*** Document section Section Begins ***
At an average postoperative follow-up of 21 months, 14 of the 25 hypoechoic clefts (56%) had healed; 5 (20%) had persistent clefts whereas 6 (24%) had progressed to a full-thickness rotator cuff retear. Patients with a hypoechoic cleft ≥36 mm2 were 5 times more likely to have a retear than patients with hypoechoic cleft <36 mm2 (relative risk = 5.1; P < .05). Patients with hypoechoic clefts ≥36 mm2 had a higher frequency of pain during activity and sleep and a lower level of satisfaction at the 21-month follow-up compared to those with small hypoechoic clefts (P = .05).

Conclusion

This is the first study to evaluate the natural history of a hypoechoic cleft found at ultrasonography following rotator cuff repair. The study showed that clefts less than 36 mm2 are likely to heal, while those greater than 36 mm2 are at high risk of progressing to full-thickness retears.
*** Document section Section Ends ***
Copy the rotator cuff text between "This is the" and "to full-thickness retears.", inclusive, swapping "heal" for "resolve".
*** Recorded data Section Begins ***
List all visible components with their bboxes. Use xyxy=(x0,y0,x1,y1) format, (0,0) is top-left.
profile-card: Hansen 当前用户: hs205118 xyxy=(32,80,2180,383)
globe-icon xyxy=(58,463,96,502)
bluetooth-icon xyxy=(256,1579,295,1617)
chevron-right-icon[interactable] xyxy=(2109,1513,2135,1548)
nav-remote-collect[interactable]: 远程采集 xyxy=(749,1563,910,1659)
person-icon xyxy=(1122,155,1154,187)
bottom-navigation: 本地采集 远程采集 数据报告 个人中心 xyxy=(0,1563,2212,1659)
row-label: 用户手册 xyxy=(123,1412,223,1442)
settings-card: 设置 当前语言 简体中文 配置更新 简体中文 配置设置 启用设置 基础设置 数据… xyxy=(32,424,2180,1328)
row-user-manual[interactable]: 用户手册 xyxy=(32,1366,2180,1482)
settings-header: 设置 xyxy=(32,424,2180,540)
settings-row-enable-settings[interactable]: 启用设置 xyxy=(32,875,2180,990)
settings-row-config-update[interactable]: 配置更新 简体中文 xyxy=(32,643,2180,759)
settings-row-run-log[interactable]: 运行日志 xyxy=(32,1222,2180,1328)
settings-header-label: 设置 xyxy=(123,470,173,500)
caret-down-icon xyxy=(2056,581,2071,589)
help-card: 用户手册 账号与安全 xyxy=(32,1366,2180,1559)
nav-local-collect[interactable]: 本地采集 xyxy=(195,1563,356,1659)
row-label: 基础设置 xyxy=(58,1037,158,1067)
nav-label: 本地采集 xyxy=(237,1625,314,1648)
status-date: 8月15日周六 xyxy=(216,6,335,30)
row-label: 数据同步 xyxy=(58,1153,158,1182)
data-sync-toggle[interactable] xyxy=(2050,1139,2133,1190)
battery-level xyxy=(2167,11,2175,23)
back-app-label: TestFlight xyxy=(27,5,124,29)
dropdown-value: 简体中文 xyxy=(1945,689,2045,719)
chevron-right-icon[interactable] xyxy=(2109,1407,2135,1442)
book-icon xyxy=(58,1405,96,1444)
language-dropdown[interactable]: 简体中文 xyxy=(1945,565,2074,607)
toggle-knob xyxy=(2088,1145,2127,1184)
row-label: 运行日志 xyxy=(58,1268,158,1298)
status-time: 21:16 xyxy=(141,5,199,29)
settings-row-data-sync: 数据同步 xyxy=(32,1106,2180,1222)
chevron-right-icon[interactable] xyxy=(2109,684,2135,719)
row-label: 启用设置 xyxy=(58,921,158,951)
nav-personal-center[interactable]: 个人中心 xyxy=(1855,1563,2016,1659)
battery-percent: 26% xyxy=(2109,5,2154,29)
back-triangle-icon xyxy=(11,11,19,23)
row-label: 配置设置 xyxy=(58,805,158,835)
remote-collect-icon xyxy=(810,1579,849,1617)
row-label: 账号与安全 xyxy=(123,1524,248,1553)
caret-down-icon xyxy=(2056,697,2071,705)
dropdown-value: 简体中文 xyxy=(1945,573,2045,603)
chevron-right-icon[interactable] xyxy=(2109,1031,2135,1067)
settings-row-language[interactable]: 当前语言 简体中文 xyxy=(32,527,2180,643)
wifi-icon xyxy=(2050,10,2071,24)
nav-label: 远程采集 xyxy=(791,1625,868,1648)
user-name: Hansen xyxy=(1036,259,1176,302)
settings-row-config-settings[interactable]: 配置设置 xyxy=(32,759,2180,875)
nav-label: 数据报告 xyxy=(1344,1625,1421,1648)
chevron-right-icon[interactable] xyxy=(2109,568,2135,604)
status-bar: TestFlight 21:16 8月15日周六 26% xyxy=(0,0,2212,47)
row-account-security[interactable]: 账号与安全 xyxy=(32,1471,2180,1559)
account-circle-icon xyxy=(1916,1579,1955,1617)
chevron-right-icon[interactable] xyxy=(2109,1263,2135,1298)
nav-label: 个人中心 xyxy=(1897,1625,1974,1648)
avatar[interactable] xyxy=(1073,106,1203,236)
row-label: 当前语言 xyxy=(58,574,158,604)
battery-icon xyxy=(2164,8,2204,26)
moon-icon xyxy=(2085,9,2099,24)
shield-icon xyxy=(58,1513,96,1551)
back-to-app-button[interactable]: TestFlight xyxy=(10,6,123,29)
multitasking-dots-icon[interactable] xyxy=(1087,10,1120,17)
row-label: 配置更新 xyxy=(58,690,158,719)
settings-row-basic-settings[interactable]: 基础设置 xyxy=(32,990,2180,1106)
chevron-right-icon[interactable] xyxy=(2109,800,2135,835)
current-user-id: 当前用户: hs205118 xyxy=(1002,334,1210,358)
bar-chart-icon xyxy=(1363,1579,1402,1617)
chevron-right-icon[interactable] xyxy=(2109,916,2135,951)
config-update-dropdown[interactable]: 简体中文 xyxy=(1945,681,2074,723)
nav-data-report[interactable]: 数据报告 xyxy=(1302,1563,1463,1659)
*** Recorded data Section Ends ***
*Answer below*:
This is the first study to evaluate the natural history of a hypoechoic cleft found at ultrasonography following rotator cuff repair. The study showed that clefts less than 36 mm2 are likely to resolve, while those greater than 36 mm2 are at high risk of progressing to full-thickness retears.